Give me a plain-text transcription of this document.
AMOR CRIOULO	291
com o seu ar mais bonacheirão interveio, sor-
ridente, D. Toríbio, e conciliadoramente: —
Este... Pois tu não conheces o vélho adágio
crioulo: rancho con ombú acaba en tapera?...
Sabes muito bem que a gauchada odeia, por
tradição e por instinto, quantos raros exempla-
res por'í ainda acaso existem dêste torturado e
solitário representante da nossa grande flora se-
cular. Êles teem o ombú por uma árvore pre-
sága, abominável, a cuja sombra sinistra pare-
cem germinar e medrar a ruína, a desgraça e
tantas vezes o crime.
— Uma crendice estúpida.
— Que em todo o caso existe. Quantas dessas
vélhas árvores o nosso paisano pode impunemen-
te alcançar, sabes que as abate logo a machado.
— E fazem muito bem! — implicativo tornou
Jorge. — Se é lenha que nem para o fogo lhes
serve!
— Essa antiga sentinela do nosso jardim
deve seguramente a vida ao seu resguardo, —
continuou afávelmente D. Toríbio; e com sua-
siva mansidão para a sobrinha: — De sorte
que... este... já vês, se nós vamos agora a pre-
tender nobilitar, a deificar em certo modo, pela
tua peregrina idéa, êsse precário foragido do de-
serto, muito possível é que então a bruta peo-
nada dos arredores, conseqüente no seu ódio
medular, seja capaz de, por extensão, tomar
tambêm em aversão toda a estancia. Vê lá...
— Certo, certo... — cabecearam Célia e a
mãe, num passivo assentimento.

**Given exercise:** Output the full listing exactly as it stands.

**Problem solution:**
Give me a plain-text transcription of this document.
AMOR CRIOULO	291
com o seu ar mais bonacheirão interveio, sor-
ridente, D. Toríbio, e conciliadoramente: —
Este... Pois tu não conheces o vélho adágio
crioulo: rancho con ombú acaba en tapera?...
Sabes muito bem que a gauchada odeia, por
tradição e por instinto, quantos raros exempla-
res por'í ainda acaso existem dêste torturado e
solitário representante da nossa grande flora se-
cular. Êles teem o ombú por uma árvore pre-
sága, abominável, a cuja sombra sinistra pare-
cem germinar e medrar a ruína, a desgraça e
tantas vezes o crime.
— Uma crendice estúpida.
— Que em todo o caso existe. Quantas dessas
vélhas árvores o nosso paisano pode impunemen-
te alcançar, sabes que as abate logo a machado.
— E fazem muito bem! — implicativo tornou
Jorge. — Se é lenha que nem para o fogo lhes
serve!
— Essa antiga sentinela do nosso jardim
deve seguramente a vida ao seu resguardo, —
continuou afávelmente D. Toríbio; e com sua-
siva mansidão para a sobrinha: — De sorte
que... este... já vês, se nós vamos agora a pre-
tender nobilitar, a deificar em certo modo, pela
tua peregrina idéa, êsse precário foragido do de-
serto, muito possível é que então a bruta peo-
nada dos arredores, conseqüente no seu ódio
medular, seja capaz de, por extensão, tomar
tambêm em aversão toda a estancia. Vê lá...
— Certo, certo... — cabecearam Célia e a
mãe, num passivo assentimento.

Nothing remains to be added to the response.